▶ **SUPPLIED RECORDS**:
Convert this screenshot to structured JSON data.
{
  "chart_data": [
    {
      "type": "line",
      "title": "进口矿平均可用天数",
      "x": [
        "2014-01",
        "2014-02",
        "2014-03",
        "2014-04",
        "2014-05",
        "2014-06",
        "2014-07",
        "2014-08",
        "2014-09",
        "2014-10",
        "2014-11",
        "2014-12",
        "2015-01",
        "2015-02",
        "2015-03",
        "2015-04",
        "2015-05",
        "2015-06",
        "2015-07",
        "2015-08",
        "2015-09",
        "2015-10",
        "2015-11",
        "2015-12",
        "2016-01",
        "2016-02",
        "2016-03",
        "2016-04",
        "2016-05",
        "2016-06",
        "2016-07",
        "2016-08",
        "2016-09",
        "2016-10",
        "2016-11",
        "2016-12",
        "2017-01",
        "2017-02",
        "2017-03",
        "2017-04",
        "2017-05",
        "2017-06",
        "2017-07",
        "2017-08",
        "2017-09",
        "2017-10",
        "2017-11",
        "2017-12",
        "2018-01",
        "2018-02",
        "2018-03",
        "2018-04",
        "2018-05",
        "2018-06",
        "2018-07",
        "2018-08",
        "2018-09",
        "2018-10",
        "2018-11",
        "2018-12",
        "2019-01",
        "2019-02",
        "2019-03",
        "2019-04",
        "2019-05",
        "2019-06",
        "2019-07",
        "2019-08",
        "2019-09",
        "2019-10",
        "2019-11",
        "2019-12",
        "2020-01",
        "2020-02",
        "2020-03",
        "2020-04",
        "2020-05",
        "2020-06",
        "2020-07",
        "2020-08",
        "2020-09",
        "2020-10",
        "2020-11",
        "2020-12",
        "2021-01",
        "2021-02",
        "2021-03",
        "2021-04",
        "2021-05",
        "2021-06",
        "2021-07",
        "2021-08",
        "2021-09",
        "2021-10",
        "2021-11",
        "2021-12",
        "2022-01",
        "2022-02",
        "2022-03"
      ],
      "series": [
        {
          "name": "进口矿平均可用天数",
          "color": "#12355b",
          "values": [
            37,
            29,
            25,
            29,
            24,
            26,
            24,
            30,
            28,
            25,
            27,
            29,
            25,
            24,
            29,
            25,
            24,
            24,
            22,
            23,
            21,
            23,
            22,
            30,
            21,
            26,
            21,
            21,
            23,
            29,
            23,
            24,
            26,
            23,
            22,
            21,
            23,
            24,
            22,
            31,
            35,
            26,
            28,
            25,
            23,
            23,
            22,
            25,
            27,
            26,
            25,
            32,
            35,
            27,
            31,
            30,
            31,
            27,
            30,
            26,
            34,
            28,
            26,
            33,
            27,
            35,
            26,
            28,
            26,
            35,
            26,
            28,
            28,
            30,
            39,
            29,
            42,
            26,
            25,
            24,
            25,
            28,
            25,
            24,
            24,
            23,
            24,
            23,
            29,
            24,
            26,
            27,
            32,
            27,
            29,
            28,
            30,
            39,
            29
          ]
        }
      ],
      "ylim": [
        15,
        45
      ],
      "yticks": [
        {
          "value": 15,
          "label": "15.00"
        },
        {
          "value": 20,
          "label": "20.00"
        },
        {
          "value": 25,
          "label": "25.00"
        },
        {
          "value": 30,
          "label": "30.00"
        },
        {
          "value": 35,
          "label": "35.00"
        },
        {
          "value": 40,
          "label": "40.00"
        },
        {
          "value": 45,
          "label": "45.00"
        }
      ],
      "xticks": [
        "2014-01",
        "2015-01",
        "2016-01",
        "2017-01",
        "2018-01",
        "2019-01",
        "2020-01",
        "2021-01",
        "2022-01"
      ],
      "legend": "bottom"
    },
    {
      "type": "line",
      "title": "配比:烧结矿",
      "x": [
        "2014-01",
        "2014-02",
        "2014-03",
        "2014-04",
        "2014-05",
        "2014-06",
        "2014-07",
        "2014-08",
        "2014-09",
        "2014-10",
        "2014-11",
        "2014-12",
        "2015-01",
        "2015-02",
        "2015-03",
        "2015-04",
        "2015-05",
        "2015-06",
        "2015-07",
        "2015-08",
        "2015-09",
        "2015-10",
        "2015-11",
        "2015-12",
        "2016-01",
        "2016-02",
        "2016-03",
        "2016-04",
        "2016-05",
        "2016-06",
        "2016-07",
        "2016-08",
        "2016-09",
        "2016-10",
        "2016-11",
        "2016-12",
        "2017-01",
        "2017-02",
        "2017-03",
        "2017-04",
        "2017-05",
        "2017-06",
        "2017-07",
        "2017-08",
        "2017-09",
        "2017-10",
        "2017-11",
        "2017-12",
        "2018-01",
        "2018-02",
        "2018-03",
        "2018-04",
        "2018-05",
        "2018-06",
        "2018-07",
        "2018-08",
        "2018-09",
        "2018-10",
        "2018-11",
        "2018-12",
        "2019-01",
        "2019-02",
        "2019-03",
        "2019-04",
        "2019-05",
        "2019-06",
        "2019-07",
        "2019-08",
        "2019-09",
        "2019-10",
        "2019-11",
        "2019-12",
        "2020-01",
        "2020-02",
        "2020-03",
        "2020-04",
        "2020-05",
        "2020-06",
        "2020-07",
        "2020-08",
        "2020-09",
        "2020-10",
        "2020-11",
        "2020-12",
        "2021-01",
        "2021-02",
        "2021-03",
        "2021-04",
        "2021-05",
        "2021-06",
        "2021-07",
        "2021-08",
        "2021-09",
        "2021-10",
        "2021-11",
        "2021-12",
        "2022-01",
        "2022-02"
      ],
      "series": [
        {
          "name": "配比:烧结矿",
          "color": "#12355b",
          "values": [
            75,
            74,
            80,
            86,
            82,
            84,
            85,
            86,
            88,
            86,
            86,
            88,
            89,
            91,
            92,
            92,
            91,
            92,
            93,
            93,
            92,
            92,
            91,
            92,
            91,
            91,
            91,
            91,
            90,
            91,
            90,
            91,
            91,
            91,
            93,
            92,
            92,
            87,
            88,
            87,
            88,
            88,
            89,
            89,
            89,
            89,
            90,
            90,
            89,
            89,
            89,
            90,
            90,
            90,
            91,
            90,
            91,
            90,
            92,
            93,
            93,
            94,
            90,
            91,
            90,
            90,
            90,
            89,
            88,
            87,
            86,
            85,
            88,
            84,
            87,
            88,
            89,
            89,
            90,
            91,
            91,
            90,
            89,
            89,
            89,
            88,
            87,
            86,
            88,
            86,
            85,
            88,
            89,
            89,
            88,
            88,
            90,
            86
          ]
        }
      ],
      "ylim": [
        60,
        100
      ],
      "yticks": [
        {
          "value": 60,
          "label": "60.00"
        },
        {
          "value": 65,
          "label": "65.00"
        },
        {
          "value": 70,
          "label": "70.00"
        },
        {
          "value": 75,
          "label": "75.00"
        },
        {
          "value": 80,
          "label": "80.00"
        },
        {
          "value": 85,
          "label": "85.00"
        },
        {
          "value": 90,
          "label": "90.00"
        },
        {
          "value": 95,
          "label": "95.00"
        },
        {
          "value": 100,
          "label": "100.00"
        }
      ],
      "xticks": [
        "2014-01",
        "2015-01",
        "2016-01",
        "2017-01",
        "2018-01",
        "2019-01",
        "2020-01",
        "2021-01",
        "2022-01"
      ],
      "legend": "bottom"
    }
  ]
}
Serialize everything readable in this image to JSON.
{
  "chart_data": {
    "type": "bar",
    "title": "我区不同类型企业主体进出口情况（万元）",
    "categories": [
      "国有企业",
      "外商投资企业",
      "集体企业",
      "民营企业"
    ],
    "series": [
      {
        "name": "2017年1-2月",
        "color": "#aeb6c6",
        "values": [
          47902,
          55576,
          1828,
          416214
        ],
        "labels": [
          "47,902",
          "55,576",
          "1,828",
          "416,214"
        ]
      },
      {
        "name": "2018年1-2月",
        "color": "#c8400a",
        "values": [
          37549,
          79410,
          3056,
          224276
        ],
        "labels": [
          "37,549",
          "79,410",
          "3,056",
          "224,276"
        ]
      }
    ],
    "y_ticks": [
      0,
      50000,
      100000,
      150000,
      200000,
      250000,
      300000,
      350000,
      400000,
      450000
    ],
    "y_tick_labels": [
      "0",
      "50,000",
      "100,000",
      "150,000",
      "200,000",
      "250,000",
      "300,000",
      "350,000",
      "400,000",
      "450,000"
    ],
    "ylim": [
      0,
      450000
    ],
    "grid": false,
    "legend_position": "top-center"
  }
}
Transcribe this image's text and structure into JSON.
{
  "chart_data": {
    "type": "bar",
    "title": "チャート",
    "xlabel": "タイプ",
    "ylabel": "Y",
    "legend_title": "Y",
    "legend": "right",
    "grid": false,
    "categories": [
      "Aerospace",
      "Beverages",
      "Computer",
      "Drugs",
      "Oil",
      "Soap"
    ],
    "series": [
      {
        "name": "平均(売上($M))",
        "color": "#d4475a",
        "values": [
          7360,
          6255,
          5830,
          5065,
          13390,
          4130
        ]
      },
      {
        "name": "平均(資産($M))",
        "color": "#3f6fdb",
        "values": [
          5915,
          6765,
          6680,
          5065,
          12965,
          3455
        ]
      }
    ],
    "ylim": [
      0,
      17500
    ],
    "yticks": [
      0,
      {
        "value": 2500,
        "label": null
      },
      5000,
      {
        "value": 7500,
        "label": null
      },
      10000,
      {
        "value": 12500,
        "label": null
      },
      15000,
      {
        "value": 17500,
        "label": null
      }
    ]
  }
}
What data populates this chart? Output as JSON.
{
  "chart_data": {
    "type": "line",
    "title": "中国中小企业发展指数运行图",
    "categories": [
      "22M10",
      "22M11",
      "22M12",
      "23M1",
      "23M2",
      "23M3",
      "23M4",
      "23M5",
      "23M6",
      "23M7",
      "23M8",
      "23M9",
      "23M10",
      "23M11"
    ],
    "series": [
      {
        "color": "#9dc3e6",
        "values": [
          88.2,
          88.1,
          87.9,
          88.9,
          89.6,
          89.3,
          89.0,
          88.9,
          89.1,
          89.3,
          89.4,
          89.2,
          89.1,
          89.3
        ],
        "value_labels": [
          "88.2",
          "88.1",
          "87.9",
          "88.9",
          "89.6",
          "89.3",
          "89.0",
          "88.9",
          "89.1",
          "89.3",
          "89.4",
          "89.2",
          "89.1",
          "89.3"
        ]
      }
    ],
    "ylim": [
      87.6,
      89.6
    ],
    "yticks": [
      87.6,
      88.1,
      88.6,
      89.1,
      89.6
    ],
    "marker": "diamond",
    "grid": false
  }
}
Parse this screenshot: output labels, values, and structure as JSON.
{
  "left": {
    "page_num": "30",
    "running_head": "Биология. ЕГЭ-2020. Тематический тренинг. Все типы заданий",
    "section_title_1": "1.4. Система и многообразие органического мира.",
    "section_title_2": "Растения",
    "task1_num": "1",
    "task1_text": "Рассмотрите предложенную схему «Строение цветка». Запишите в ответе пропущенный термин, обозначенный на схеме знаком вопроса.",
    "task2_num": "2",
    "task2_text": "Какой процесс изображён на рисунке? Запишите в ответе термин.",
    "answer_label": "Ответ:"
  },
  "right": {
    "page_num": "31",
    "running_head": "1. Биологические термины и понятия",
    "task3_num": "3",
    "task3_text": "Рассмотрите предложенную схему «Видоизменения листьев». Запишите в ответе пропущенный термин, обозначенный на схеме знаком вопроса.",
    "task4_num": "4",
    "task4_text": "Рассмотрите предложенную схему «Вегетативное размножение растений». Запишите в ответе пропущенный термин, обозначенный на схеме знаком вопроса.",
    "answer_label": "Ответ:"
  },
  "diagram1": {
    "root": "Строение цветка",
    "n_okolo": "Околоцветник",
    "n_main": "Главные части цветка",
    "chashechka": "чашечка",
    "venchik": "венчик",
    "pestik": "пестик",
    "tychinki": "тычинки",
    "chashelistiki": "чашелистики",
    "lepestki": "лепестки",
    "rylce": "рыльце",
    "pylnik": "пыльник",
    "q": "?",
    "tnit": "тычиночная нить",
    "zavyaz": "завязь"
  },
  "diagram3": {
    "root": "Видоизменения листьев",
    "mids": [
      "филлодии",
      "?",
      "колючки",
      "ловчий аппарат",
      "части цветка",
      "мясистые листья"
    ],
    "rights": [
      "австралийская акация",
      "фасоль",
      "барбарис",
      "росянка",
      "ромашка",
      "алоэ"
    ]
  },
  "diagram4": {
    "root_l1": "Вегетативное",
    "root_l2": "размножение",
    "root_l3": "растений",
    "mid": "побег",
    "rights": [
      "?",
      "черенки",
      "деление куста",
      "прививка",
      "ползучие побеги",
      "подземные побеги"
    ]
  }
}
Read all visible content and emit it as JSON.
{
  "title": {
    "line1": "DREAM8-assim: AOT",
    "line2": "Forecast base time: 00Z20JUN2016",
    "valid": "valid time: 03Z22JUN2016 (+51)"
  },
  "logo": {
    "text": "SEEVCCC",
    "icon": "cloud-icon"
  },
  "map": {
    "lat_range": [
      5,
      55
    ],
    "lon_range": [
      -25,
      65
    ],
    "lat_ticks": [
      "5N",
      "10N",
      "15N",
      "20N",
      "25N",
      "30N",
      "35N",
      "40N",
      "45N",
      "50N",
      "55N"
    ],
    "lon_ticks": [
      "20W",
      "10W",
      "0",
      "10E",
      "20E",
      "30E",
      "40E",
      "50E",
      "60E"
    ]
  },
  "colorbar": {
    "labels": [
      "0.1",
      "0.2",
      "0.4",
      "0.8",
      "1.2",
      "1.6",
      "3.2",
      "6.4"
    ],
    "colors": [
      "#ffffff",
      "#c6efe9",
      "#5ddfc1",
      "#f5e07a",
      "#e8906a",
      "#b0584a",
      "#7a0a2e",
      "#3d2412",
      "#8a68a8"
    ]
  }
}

▶ **REQUIRED TASK**: Output an exact copy of the lines beginning at the one that holds "Read all visible content and emit it as JSON." and running through the final line of the records.

▶ **EXERCISE RESULT**:
Read all visible content and emit it as JSON.
{
  "title": {
    "line1": "DREAM8-assim: AOT",
    "line2": "Forecast base time: 00Z20JUN2016",
    "valid": "valid time: 03Z22JUN2016 (+51)"
  },
  "logo": {
    "text": "SEEVCCC",
    "icon": "cloud-icon"
  },
  "map": {
    "lat_range": [
      5,
      55
    ],
    "lon_range": [
      -25,
      65
    ],
    "lat_ticks": [
      "5N",
      "10N",
      "15N",
      "20N",
      "25N",
      "30N",
      "35N",
      "40N",
      "45N",
      "50N",
      "55N"
    ],
    "lon_ticks": [
      "20W",
      "10W",
      "0",
      "10E",
      "20E",
      "30E",
      "40E",
      "50E",
      "60E"
    ]
  },
  "colorbar": {
    "labels": [
      "0.1",
      "0.2",
      "0.4",
      "0.8",
      "1.2",
      "1.6",
      "3.2",
      "6.4"
    ],
    "colors": [
      "#ffffff",
      "#c6efe9",
      "#5ddfc1",
      "#f5e07a",
      "#e8906a",
      "#b0584a",
      "#7a0a2e",
      "#3d2412",
      "#8a68a8"
    ]
  }
}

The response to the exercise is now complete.